### EXERCISE INSTRUCTIONS
Set every record down verbatim and omit the pictures.

### LISTED ENTRIES
· · · ·

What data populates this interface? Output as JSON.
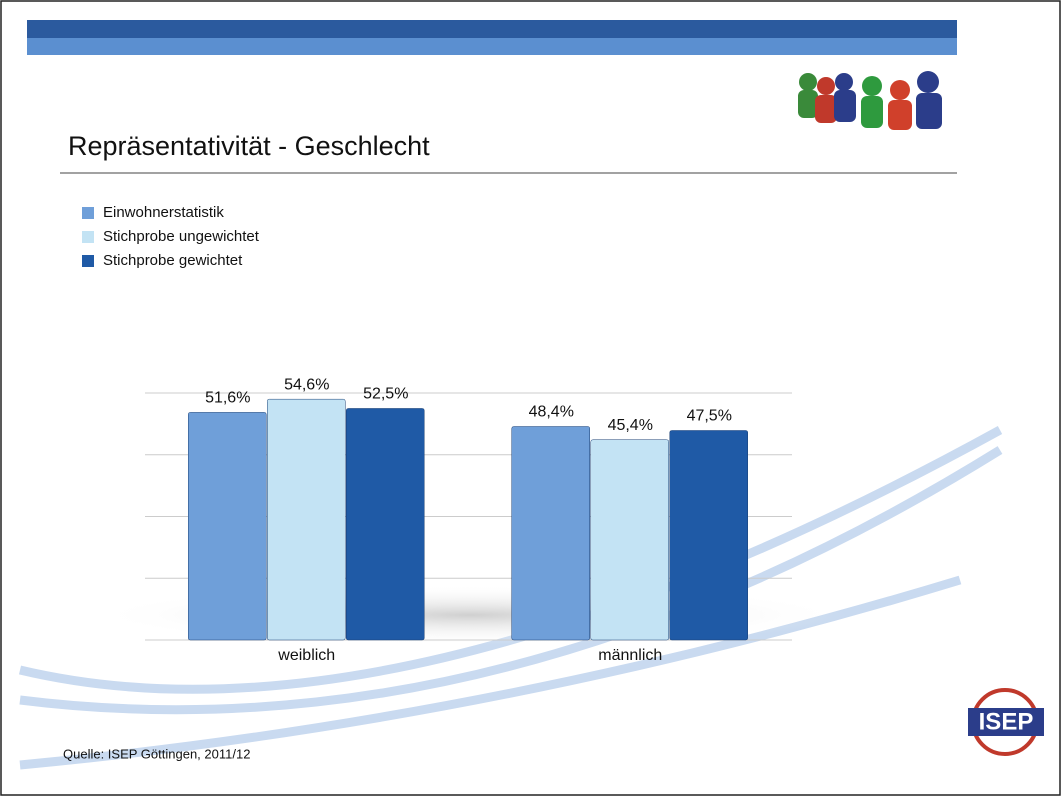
{
  "chart_data": {
    "type": "bar",
    "title": "Repräsentativität - Geschlecht",
    "categories": [
      "weiblich",
      "männlich"
    ],
    "series": [
      {
        "name": "Einwohnerstatistik",
        "color": "#6f9fd9",
        "values": [
          51.6,
          48.4
        ],
        "value_labels": [
          "51,6%",
          "48,4%"
        ]
      },
      {
        "name": "Stichprobe ungewichtet",
        "color": "#c3e3f4",
        "values": [
          54.6,
          45.4
        ],
        "value_labels": [
          "54,6%",
          "45,4%"
        ]
      },
      {
        "name": "Stichprobe gewichtet",
        "color": "#1f5aa6",
        "values": [
          52.5,
          47.5
        ],
        "value_labels": [
          "52,5%",
          "47,5%"
        ]
      }
    ],
    "ylim": [
      0,
      56
    ],
    "yticks": [
      0,
      14,
      28,
      42,
      56
    ],
    "grid": true,
    "legend": "top-left",
    "source": "Quelle: ISEP Göttingen, 2011/12"
  },
  "logo": {
    "text": "ISEP"
  }
}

· · · ·

### THE ANSWER
What data populates this interface? Output as JSON.
{
  "chart_data": {
    "type": "bar",
    "title": "Repräsentativität - Geschlecht",
    "categories": [
      "weiblich",
      "männlich"
    ],
    "series": [
      {
        "name": "Einwohnerstatistik",
        "color": "#6f9fd9",
        "values": [
          51.6,
          48.4
        ],
        "value_labels": [
          "51,6%",
          "48,4%"
        ]
      },
      {
        "name": "Stichprobe ungewichtet",
        "color": "#c3e3f4",
        "values": [
          54.6,
          45.4
        ],
        "value_labels": [
          "54,6%",
          "45,4%"
        ]
      },
      {
        "name": "Stichprobe gewichtet",
        "color": "#1f5aa6",
        "values": [
          52.5,
          47.5
        ],
        "value_labels": [
          "52,5%",
          "47,5%"
        ]
      }
    ],
    "ylim": [
      0,
      56
    ],
    "yticks": [
      0,
      14,
      28,
      42,
      56
    ],
    "grid": true,
    "legend": "top-left",
    "source": "Quelle: ISEP Göttingen, 2011/12"
  },
  "logo": {
    "text": "ISEP"
  }
}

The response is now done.